(Entries from a visual dataset)
──────────

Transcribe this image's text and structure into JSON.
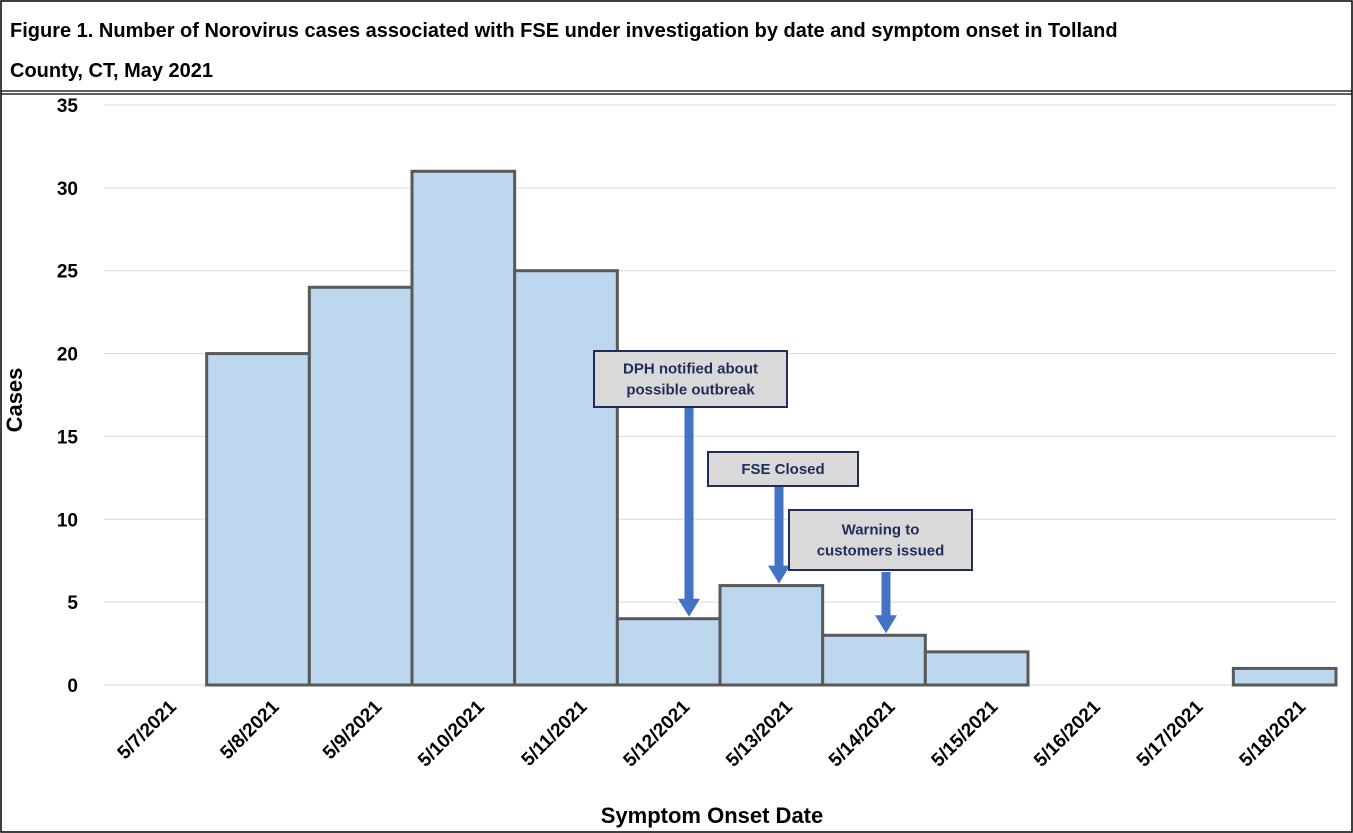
{
  "title_line1": "Figure 1. Number of Norovirus cases associated with FSE under investigation  by date and symptom onset in Tolland",
  "title_line2": "County, CT, May 2021",
  "chart_data": {
    "type": "bar",
    "title": "Figure 1. Number of Norovirus cases associated with FSE under investigation  by date and symptom onset in Tolland County, CT, May 2021",
    "xlabel": "Symptom Onset Date",
    "ylabel": "Cases",
    "categories": [
      "5/7/2021",
      "5/8/2021",
      "5/9/2021",
      "5/10/2021",
      "5/11/2021",
      "5/12/2021",
      "5/13/2021",
      "5/14/2021",
      "5/15/2021",
      "5/16/2021",
      "5/17/2021",
      "5/18/2021"
    ],
    "values": [
      0,
      20,
      24,
      31,
      25,
      4,
      6,
      3,
      2,
      0,
      0,
      1
    ],
    "ylim": [
      0,
      35
    ],
    "yticks": [
      0,
      5,
      10,
      15,
      20,
      25,
      30,
      35
    ],
    "grid": true,
    "bar_color": "#bdd7ee",
    "bar_edge_color": "#595959",
    "annotations": [
      {
        "lines": [
          "DPH notified about",
          "possible outbreak"
        ],
        "date": "5/12/2021",
        "points_to_value": 4
      },
      {
        "lines": [
          "FSE Closed"
        ],
        "date": "5/13/2021",
        "points_to_value": 6
      },
      {
        "lines": [
          "Warning to",
          "customers issued"
        ],
        "date": "5/14/2021",
        "points_to_value": 3
      }
    ],
    "arrow_color": "#4472c4"
  }
}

──────────

▸ WORK ITEM: Output the full set of records above without changing a word, and drop the images.

▸ RESULT FOR THIS EXERCISE:
Transcribe this image's text and structure into JSON.
{
  "title_line1": "Figure 1. Number of Norovirus cases associated with FSE under investigation  by date and symptom onset in Tolland",
  "title_line2": "County, CT, May 2021",
  "chart_data": {
    "type": "bar",
    "title": "Figure 1. Number of Norovirus cases associated with FSE under investigation  by date and symptom onset in Tolland County, CT, May 2021",
    "xlabel": "Symptom Onset Date",
    "ylabel": "Cases",
    "categories": [
      "5/7/2021",
      "5/8/2021",
      "5/9/2021",
      "5/10/2021",
      "5/11/2021",
      "5/12/2021",
      "5/13/2021",
      "5/14/2021",
      "5/15/2021",
      "5/16/2021",
      "5/17/2021",
      "5/18/2021"
    ],
    "values": [
      0,
      20,
      24,
      31,
      25,
      4,
      6,
      3,
      2,
      0,
      0,
      1
    ],
    "ylim": [
      0,
      35
    ],
    "yticks": [
      0,
      5,
      10,
      15,
      20,
      25,
      30,
      35
    ],
    "grid": true,
    "bar_color": "#bdd7ee",
    "bar_edge_color": "#595959",
    "annotations": [
      {
        "lines": [
          "DPH notified about",
          "possible outbreak"
        ],
        "date": "5/12/2021",
        "points_to_value": 4
      },
      {
        "lines": [
          "FSE Closed"
        ],
        "date": "5/13/2021",
        "points_to_value": 6
      },
      {
        "lines": [
          "Warning to",
          "customers issued"
        ],
        "date": "5/14/2021",
        "points_to_value": 3
      }
    ],
    "arrow_color": "#4472c4"
  }
}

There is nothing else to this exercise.